■ Exercise brief
Extract, from the records beneath this instruction, each line that contains the word "multicenter".

[Entries from a page text dataset]
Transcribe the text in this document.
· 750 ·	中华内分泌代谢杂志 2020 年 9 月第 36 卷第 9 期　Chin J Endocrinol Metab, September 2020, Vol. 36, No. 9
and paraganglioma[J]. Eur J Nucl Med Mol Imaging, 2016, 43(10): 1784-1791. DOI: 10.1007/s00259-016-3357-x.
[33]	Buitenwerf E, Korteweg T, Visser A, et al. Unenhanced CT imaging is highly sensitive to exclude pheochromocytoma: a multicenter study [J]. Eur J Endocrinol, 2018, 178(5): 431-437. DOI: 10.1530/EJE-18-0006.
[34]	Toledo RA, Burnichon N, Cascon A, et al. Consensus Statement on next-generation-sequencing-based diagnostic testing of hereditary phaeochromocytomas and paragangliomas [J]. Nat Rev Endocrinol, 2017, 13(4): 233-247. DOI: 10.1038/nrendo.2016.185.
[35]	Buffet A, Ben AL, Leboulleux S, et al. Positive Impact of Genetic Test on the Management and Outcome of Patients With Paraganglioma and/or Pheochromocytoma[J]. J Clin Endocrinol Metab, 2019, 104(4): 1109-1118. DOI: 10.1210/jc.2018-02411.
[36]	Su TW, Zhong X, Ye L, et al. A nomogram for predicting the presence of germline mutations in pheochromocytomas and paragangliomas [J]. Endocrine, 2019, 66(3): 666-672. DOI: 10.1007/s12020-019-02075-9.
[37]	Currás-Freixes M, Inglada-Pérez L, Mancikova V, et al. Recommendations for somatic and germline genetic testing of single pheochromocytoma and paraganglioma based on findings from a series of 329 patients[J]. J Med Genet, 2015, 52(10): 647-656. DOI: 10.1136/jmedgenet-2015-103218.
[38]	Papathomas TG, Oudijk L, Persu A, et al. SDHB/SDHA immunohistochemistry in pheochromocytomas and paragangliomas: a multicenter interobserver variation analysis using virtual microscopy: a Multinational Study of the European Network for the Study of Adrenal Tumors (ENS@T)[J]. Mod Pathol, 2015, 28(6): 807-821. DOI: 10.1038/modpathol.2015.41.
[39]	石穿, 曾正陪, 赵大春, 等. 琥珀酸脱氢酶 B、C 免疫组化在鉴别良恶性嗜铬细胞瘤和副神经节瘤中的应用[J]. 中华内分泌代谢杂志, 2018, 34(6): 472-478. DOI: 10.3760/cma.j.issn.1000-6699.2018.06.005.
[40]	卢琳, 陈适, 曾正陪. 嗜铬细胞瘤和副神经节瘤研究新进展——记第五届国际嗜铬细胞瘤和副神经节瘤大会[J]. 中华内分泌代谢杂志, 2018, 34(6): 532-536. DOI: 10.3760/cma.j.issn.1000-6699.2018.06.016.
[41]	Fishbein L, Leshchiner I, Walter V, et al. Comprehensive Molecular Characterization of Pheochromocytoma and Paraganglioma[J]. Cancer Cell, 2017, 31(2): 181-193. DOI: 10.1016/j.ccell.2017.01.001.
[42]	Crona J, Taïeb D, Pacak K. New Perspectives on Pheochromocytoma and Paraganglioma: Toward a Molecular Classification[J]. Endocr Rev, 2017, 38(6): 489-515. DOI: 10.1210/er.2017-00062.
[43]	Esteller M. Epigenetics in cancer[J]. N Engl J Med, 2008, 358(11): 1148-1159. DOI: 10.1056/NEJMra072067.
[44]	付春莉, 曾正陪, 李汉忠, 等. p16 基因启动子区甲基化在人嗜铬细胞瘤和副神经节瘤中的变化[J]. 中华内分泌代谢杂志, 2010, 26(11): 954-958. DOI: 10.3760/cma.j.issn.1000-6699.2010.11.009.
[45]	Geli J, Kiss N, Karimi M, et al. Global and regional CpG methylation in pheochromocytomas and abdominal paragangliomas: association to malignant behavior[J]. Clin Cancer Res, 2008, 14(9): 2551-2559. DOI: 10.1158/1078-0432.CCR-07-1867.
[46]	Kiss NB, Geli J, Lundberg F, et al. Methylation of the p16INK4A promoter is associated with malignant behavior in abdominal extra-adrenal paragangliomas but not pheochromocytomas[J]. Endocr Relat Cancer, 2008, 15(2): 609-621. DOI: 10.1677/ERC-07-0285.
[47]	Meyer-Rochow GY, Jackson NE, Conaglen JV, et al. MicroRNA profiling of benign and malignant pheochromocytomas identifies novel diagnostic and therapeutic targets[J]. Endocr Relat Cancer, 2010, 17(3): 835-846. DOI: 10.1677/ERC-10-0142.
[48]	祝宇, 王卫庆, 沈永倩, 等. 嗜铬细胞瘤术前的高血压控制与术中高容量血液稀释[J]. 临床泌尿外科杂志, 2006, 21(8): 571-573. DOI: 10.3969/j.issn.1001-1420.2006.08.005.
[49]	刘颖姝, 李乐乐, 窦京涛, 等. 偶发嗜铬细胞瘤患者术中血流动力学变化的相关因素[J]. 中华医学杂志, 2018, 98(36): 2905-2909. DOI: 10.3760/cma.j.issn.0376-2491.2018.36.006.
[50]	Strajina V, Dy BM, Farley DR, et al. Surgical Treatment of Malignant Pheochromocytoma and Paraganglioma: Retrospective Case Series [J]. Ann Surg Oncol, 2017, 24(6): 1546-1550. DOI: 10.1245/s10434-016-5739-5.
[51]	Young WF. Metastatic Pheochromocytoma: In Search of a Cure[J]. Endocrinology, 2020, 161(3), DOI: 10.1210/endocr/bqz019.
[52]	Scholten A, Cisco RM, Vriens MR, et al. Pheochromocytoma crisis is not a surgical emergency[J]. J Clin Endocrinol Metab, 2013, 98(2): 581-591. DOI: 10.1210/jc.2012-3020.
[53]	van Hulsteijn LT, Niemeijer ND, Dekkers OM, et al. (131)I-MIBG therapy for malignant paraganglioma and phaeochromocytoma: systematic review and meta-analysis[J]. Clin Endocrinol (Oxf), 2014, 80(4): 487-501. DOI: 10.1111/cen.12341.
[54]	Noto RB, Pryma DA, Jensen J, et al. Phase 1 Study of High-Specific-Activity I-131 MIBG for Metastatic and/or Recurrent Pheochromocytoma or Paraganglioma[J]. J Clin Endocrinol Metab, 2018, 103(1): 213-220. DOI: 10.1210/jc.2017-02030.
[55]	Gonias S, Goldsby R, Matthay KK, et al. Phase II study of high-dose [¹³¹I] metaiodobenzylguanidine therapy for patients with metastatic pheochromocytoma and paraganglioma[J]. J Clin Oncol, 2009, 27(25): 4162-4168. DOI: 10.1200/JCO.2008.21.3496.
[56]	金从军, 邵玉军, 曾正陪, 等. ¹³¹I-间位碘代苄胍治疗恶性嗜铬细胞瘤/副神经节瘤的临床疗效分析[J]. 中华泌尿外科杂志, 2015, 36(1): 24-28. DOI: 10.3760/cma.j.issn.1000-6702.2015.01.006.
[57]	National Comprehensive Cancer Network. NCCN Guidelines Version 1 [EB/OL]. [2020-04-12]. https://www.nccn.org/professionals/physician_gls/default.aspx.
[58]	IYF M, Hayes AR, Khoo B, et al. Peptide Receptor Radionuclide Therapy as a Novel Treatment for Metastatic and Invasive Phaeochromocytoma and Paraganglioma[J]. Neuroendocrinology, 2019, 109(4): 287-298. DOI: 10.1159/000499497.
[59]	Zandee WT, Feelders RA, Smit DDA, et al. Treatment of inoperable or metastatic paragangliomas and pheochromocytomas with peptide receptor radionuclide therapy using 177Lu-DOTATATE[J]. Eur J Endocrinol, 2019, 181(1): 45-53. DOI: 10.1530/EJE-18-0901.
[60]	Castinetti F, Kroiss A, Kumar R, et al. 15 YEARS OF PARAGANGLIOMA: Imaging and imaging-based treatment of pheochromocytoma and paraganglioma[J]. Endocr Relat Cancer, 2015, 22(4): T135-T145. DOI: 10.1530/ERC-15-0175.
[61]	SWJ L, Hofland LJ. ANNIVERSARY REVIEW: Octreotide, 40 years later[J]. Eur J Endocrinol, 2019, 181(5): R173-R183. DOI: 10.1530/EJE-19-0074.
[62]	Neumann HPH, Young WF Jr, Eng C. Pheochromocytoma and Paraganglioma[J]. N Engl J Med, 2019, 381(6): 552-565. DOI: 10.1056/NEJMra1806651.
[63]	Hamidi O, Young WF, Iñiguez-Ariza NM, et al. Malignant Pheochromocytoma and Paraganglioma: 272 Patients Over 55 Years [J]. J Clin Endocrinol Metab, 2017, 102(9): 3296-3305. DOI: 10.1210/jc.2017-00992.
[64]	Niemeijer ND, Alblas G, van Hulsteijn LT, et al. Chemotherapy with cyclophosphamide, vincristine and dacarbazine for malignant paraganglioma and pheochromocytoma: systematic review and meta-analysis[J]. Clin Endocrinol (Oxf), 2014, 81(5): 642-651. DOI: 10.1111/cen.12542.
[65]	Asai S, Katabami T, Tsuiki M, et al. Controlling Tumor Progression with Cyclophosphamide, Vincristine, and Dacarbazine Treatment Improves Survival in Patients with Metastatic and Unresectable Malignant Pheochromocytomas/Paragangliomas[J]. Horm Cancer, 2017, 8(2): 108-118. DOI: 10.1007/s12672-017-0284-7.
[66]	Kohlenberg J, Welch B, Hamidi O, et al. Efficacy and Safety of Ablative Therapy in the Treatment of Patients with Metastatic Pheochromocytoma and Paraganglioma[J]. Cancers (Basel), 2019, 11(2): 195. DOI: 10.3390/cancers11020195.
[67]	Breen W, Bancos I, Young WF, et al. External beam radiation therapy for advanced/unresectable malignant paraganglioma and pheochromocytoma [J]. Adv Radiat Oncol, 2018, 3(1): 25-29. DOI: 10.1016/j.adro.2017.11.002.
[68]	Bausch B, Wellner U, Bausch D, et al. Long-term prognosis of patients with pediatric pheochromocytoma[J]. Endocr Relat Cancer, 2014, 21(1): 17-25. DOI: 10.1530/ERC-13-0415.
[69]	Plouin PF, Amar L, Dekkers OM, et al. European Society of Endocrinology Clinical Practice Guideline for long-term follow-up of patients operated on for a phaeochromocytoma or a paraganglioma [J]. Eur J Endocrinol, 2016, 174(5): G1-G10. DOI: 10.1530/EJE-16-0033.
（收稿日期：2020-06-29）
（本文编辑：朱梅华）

■ Exercise output
[33]	Buitenwerf E, Korteweg T, Visser A, et al. Unenhanced CT imaging is highly sensitive to exclude pheochromocytoma: a multicenter study [J]. Eur J Endocrinol, 2018, 178(5): 431-437. DOI: 10.1530/EJE-18-0006.
[38]	Papathomas TG, Oudijk L, Persu A, et al. SDHB/SDHA immunohistochemistry in pheochromocytomas and paragangliomas: a multicenter interobserver variation analysis using virtual microscopy: a Multinational Study of the European Network for the Study of Adrenal Tumors (ENS@T)[J]. Mod Pathol, 2015, 28(6): 807-821. DOI: 10.1038/modpathol.2015.41.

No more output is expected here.